RECORDS SHOWN =
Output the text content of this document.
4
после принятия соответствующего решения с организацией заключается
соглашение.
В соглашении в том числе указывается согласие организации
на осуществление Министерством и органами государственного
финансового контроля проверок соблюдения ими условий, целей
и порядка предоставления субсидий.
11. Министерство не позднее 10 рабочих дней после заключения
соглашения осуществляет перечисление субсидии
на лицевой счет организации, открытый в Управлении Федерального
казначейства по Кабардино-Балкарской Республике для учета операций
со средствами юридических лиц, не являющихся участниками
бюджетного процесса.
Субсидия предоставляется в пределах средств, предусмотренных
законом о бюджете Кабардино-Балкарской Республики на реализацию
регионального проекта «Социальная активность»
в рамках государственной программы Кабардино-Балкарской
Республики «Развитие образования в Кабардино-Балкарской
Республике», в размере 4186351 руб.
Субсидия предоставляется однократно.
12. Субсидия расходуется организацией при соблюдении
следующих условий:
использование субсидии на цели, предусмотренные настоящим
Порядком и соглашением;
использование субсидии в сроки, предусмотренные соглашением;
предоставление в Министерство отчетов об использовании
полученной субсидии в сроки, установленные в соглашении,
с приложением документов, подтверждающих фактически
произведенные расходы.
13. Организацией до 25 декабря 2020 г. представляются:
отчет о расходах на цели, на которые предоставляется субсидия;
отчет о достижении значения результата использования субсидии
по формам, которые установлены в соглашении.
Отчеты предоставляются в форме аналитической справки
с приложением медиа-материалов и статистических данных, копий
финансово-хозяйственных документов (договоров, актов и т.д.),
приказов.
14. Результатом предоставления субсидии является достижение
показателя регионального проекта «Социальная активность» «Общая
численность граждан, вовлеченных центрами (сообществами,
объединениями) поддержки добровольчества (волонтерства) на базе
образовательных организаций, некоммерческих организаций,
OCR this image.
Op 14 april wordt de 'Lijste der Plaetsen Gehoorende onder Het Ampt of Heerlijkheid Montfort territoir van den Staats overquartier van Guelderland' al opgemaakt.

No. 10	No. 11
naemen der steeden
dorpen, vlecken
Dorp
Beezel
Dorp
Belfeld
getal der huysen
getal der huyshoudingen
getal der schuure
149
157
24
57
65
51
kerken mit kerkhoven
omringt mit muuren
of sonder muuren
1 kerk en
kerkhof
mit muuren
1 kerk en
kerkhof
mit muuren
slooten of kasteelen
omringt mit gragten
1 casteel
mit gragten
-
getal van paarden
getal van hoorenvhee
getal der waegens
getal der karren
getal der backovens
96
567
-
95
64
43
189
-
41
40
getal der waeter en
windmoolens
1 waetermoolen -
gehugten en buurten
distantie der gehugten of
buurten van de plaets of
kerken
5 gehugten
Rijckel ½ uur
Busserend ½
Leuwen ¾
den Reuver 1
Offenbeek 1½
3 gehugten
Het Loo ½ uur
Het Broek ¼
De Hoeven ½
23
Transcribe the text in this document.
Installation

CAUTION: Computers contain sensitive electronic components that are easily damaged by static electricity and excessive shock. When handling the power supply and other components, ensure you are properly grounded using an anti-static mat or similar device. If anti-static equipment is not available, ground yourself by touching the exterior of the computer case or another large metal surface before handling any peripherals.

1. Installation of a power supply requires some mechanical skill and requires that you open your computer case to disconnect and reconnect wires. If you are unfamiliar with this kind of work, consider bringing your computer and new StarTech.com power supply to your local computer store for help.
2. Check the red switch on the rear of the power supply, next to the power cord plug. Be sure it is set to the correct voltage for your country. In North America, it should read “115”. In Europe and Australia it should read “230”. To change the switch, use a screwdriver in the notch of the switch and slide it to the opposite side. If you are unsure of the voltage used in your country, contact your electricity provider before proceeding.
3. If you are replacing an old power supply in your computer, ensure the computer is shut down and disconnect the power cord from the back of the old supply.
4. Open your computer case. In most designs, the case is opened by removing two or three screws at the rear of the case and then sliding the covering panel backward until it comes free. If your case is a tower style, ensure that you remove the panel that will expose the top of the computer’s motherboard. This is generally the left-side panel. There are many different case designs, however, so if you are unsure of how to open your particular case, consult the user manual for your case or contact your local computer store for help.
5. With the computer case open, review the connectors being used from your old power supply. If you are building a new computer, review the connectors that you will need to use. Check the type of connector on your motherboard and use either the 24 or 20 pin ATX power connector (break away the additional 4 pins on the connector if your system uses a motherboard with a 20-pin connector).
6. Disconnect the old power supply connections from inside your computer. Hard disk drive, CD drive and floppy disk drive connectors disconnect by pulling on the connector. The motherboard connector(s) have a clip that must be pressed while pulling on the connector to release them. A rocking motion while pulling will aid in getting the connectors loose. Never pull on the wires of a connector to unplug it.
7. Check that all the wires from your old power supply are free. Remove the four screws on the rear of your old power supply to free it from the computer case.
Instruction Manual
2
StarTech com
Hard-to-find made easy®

WHAT YOU NEED TO DO = Write out the data again, exactly and in full.

COMPLETE ANSWER =
Output the text content of this document.
4
после принятия соответствующего решения с организацией заключается
соглашение.
В соглашении в том числе указывается согласие организации
на осуществление Министерством и органами государственного
финансового контроля проверок соблюдения ими условий, целей
и порядка предоставления субсидий.
11. Министерство не позднее 10 рабочих дней после заключения
соглашения осуществляет перечисление субсидии
на лицевой счет организации, открытый в Управлении Федерального
казначейства по Кабардино-Балкарской Республике для учета операций
со средствами юридических лиц, не являющихся участниками
бюджетного процесса.
Субсидия предоставляется в пределах средств, предусмотренных
законом о бюджете Кабардино-Балкарской Республики на реализацию
регионального проекта «Социальная активность»
в рамках государственной программы Кабардино-Балкарской
Республики «Развитие образования в Кабардино-Балкарской
Республике», в размере 4186351 руб.
Субсидия предоставляется однократно.
12. Субсидия расходуется организацией при соблюдении
следующих условий:
использование субсидии на цели, предусмотренные настоящим
Порядком и соглашением;
использование субсидии в сроки, предусмотренные соглашением;
предоставление в Министерство отчетов об использовании
полученной субсидии в сроки, установленные в соглашении,
с приложением документов, подтверждающих фактически
произведенные расходы.
13. Организацией до 25 декабря 2020 г. представляются:
отчет о расходах на цели, на которые предоставляется субсидия;
отчет о достижении значения результата использования субсидии
по формам, которые установлены в соглашении.
Отчеты предоставляются в форме аналитической справки
с приложением медиа-материалов и статистических данных, копий
финансово-хозяйственных документов (договоров, актов и т.д.),
приказов.
14. Результатом предоставления субсидии является достижение
показателя регионального проекта «Социальная активность» «Общая
численность граждан, вовлеченных центрами (сообществами,
объединениями) поддержки добровольчества (волонтерства) на базе
образовательных организаций, некоммерческих организаций,
OCR this image.
Op 14 april wordt de 'Lijste der Plaetsen Gehoorende onder Het Ampt of Heerlijkheid Montfort territoir van den Staats overquartier van Guelderland' al opgemaakt.

No. 10	No. 11
naemen der steeden
dorpen, vlecken
Dorp
Beezel
Dorp
Belfeld
getal der huysen
getal der huyshoudingen
getal der schuure
149
157
24
57
65
51
kerken mit kerkhoven
omringt mit muuren
of sonder muuren
1 kerk en
kerkhof
mit muuren
1 kerk en
kerkhof
mit muuren
slooten of kasteelen
omringt mit gragten
1 casteel
mit gragten
-
getal van paarden
getal van hoorenvhee
getal der waegens
getal der karren
getal der backovens
96
567
-
95
64
43
189
-
41
40
getal der waeter en
windmoolens
1 waetermoolen -
gehugten en buurten
distantie der gehugten of
buurten van de plaets of
kerken
5 gehugten
Rijckel ½ uur
Busserend ½
Leuwen ¾
den Reuver 1
Offenbeek 1½
3 gehugten
Het Loo ½ uur
Het Broek ¼
De Hoeven ½
23
Transcribe the text in this document.
Installation

CAUTION: Computers contain sensitive electronic components that are easily damaged by static electricity and excessive shock. When handling the power supply and other components, ensure you are properly grounded using an anti-static mat or similar device. If anti-static equipment is not available, ground yourself by touching the exterior of the computer case or another large metal surface before handling any peripherals.

1. Installation of a power supply requires some mechanical skill and requires that you open your computer case to disconnect and reconnect wires. If you are unfamiliar with this kind of work, consider bringing your computer and new StarTech.com power supply to your local computer store for help.
2. Check the red switch on the rear of the power supply, next to the power cord plug. Be sure it is set to the correct voltage for your country. In North America, it should read “115”. In Europe and Australia it should read “230”. To change the switch, use a screwdriver in the notch of the switch and slide it to the opposite side. If you are unsure of the voltage used in your country, contact your electricity provider before proceeding.
3. If you are replacing an old power supply in your computer, ensure the computer is shut down and disconnect the power cord from the back of the old supply.
4. Open your computer case. In most designs, the case is opened by removing two or three screws at the rear of the case and then sliding the covering panel backward until it comes free. If your case is a tower style, ensure that you remove the panel that will expose the top of the computer’s motherboard. This is generally the left-side panel. There are many different case designs, however, so if you are unsure of how to open your particular case, consult the user manual for your case or contact your local computer store for help.
5. With the computer case open, review the connectors being used from your old power supply. If you are building a new computer, review the connectors that you will need to use. Check the type of connector on your motherboard and use either the 24 or 20 pin ATX power connector (break away the additional 4 pins on the connector if your system uses a motherboard with a 20-pin connector).
6. Disconnect the old power supply connections from inside your computer. Hard disk drive, CD drive and floppy disk drive connectors disconnect by pulling on the connector. The motherboard connector(s) have a clip that must be pressed while pulling on the connector to release them. A rocking motion while pulling will aid in getting the connectors loose. Never pull on the wires of a connector to unplug it.
7. Check that all the wires from your old power supply are free. Remove the four screws on the rear of your old power supply to free it from the computer case.
Instruction Manual
2
StarTech com
Hard-to-find made easy®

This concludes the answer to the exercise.